▶ [Instructions for the task]:
Which lines hold the word "forms"? Copy each of them.

▶ [Task input]:
-- start --

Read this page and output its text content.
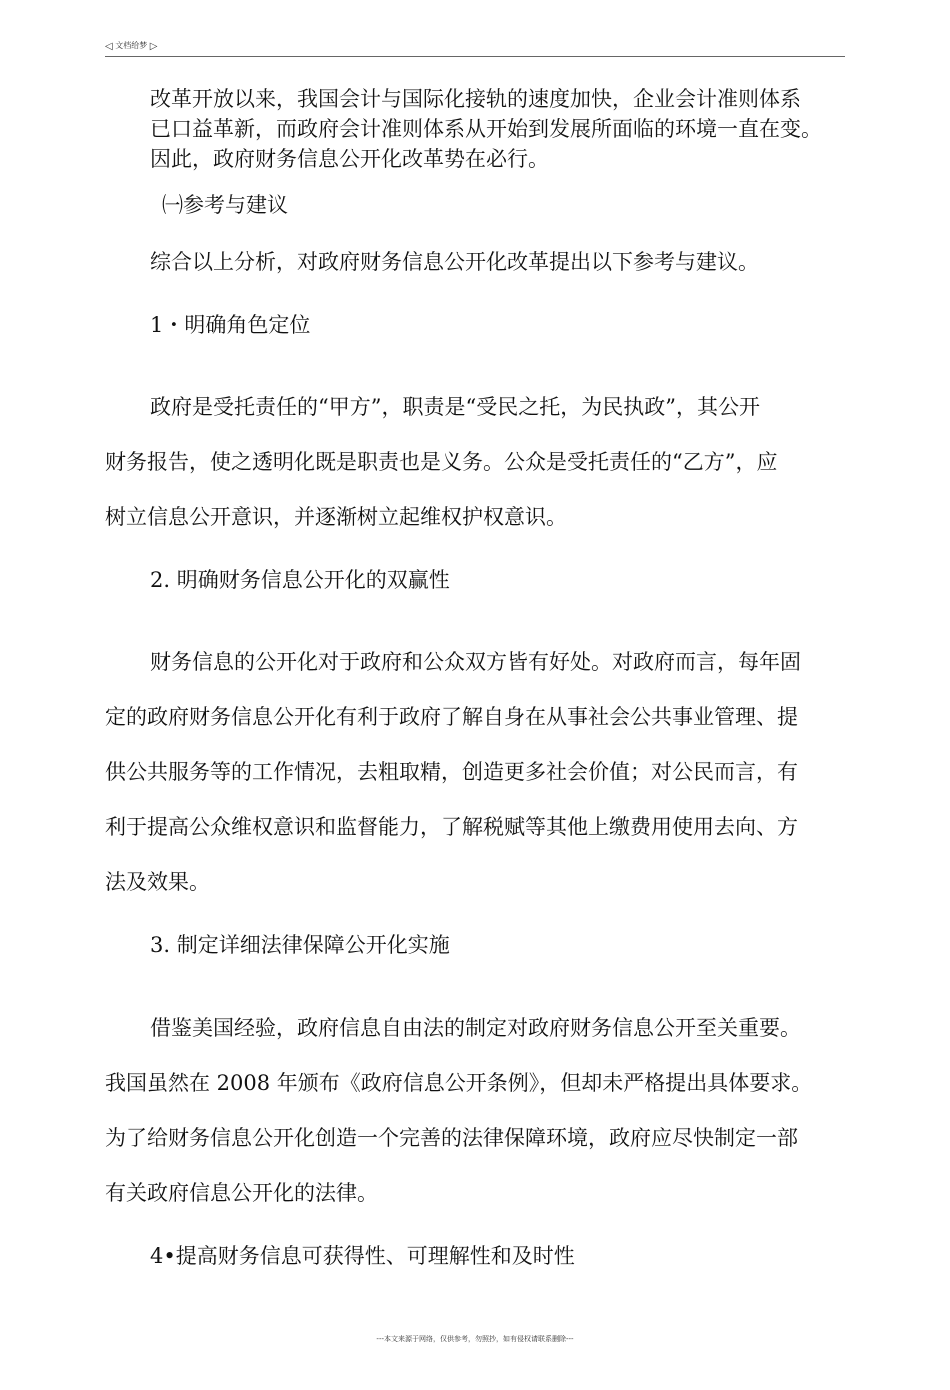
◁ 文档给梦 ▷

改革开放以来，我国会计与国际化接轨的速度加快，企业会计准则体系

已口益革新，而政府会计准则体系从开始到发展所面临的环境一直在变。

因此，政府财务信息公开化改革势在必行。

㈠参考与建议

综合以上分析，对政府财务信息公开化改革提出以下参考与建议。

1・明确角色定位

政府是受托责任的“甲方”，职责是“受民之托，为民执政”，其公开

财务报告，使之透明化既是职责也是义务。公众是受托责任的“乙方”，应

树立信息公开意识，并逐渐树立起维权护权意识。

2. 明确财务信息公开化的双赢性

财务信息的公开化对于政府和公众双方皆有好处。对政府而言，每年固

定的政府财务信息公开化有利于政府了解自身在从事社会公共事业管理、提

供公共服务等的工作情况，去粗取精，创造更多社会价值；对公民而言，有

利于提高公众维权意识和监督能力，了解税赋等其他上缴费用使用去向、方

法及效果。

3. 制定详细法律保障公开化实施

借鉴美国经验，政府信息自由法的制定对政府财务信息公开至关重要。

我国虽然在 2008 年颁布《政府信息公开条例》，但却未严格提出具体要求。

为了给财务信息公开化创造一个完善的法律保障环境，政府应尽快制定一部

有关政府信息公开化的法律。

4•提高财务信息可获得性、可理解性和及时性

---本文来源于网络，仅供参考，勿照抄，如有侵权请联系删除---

-- end --
-- start --

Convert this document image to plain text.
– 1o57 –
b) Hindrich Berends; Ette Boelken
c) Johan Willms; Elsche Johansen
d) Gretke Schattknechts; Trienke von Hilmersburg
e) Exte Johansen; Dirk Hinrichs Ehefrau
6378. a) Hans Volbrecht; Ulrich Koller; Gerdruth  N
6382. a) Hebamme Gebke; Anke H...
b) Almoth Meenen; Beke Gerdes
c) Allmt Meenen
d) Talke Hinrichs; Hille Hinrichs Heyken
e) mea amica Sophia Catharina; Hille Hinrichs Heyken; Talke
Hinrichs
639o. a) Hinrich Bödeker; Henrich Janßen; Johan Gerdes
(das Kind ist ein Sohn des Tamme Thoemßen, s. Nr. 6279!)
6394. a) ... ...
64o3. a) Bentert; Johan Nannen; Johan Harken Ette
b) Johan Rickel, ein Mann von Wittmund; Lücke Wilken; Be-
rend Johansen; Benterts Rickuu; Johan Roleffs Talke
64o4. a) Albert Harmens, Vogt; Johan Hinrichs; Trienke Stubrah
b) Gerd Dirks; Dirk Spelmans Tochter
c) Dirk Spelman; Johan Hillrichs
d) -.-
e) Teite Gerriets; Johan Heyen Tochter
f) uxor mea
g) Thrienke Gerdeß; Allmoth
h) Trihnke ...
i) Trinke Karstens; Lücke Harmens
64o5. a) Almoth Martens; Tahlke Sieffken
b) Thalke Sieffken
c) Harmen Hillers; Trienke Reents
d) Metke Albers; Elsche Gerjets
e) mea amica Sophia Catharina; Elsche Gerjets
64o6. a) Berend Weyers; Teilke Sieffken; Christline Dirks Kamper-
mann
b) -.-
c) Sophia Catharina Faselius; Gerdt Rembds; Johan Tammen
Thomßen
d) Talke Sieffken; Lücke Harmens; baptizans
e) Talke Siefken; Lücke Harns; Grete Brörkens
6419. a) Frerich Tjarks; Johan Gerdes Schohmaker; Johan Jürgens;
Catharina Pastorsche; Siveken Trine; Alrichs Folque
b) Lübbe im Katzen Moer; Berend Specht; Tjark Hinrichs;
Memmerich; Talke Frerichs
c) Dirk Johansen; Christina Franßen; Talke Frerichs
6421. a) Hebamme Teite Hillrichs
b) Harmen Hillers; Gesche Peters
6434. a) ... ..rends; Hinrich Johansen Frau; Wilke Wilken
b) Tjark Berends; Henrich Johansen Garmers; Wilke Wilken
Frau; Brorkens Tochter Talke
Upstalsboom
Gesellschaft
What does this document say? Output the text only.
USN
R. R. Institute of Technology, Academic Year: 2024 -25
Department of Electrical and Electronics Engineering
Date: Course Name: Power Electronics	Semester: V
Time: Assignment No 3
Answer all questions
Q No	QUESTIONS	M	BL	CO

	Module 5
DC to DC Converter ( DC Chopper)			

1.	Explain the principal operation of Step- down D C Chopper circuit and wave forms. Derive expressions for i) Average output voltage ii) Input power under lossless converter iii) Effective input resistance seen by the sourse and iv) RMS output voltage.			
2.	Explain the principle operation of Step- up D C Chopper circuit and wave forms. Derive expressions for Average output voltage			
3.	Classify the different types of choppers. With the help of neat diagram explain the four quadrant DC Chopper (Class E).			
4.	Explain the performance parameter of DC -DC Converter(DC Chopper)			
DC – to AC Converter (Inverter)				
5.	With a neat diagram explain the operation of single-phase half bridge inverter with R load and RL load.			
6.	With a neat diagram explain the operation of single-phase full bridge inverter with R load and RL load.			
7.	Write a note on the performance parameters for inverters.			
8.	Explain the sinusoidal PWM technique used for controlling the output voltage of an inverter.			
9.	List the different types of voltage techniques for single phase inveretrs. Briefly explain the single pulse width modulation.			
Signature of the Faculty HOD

-- end --

▶ [Task output]:
1.	Explain the principal operation of Step- down D C Chopper circuit and wave forms. Derive expressions for i) Average output voltage ii) Input power under lossless converter iii) Effective input resistance seen by the sourse and iv) RMS output voltage.			
2.	Explain the principle operation of Step- up D C Chopper circuit and wave forms. Derive expressions for Average output voltage			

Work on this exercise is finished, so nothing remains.